[Dataset rows start]

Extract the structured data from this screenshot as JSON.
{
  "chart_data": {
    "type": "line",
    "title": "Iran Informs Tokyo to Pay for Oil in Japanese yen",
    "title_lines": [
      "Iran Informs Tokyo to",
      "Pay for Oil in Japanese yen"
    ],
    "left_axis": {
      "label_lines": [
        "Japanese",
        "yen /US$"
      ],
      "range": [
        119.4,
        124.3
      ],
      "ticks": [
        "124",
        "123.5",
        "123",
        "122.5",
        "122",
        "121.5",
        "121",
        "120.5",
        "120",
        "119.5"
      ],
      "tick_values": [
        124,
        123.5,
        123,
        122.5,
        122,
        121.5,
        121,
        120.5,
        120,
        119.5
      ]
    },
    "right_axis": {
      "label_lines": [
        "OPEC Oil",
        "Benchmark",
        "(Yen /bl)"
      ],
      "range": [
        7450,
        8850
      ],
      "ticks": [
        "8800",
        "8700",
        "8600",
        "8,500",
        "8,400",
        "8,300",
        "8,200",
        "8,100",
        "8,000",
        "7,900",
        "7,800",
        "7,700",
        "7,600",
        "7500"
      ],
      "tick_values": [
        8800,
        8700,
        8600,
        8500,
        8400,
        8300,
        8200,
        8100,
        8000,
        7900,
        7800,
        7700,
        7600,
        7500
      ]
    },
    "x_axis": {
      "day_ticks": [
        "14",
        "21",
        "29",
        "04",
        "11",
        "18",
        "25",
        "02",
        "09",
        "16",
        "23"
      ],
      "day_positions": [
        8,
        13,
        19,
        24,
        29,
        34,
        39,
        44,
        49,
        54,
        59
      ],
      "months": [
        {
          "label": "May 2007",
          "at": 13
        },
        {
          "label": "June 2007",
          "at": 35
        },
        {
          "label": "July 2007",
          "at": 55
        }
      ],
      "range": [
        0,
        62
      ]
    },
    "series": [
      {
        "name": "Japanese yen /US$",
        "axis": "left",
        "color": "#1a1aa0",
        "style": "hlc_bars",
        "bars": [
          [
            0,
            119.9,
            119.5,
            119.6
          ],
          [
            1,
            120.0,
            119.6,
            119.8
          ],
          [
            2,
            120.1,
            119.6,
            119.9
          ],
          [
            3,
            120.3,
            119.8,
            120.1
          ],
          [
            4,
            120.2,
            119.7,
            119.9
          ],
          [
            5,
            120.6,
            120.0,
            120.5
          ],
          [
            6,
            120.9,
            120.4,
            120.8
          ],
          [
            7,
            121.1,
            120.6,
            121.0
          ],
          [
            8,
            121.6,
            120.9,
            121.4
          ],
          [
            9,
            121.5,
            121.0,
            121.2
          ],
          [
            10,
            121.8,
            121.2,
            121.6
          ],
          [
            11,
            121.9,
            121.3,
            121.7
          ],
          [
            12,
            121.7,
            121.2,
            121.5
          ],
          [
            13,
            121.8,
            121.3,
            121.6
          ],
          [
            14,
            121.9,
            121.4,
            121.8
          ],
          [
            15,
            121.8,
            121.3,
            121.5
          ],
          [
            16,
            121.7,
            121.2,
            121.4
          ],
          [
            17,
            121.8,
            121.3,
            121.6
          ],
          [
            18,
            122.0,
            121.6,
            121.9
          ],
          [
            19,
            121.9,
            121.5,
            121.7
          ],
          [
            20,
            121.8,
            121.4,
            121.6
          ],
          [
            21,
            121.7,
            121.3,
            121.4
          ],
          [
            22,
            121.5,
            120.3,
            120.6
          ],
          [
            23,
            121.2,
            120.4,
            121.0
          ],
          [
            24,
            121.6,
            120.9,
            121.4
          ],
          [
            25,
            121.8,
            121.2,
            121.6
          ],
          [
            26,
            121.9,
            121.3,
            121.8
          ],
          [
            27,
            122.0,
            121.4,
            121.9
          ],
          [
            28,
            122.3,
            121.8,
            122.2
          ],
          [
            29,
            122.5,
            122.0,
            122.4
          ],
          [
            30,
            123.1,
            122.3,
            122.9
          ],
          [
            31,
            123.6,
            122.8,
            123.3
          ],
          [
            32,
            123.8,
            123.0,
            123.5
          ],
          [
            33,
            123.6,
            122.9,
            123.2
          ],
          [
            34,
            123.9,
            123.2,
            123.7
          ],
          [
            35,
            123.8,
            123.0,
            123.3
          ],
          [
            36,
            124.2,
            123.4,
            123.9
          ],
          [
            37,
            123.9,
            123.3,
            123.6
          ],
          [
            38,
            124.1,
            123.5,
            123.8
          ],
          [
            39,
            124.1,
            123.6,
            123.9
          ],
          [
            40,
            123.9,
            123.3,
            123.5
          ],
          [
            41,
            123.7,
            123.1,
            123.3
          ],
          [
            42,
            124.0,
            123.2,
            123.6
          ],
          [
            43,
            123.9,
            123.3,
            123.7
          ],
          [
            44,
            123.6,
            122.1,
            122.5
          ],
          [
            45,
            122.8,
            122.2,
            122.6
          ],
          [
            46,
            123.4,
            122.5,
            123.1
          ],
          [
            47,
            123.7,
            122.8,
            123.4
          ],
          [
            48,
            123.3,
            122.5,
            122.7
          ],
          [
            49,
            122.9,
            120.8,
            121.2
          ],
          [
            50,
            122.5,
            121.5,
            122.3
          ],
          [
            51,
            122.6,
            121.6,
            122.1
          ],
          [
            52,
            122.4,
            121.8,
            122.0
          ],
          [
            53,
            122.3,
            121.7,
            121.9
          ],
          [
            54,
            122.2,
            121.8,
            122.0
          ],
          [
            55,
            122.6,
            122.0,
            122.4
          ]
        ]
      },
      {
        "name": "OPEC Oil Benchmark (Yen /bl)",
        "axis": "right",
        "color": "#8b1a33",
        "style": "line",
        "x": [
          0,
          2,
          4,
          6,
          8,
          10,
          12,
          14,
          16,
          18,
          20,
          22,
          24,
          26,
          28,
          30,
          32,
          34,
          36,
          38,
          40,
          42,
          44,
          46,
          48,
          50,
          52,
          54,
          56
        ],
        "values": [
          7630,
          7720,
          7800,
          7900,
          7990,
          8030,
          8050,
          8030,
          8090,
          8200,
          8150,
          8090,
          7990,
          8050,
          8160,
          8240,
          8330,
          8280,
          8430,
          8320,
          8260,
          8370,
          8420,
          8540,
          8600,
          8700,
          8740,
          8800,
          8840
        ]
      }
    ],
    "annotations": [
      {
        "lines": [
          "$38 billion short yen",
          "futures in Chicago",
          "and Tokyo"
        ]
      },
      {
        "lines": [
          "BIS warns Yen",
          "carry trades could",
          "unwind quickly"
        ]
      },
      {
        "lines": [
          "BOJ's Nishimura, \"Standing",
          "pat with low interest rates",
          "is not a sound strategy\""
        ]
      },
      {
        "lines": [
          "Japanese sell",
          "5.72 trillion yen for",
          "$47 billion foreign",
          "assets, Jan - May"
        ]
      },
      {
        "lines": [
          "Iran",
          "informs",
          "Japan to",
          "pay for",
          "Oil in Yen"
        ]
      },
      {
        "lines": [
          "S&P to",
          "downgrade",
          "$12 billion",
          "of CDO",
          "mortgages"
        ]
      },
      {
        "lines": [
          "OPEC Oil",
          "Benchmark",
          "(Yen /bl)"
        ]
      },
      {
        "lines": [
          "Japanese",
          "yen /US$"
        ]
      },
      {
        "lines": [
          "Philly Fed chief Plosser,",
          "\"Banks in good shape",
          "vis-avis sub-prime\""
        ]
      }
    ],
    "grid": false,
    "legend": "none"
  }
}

[Dataset rows end]

Your answer should be a single number: the count of lines containing the word "billion".

3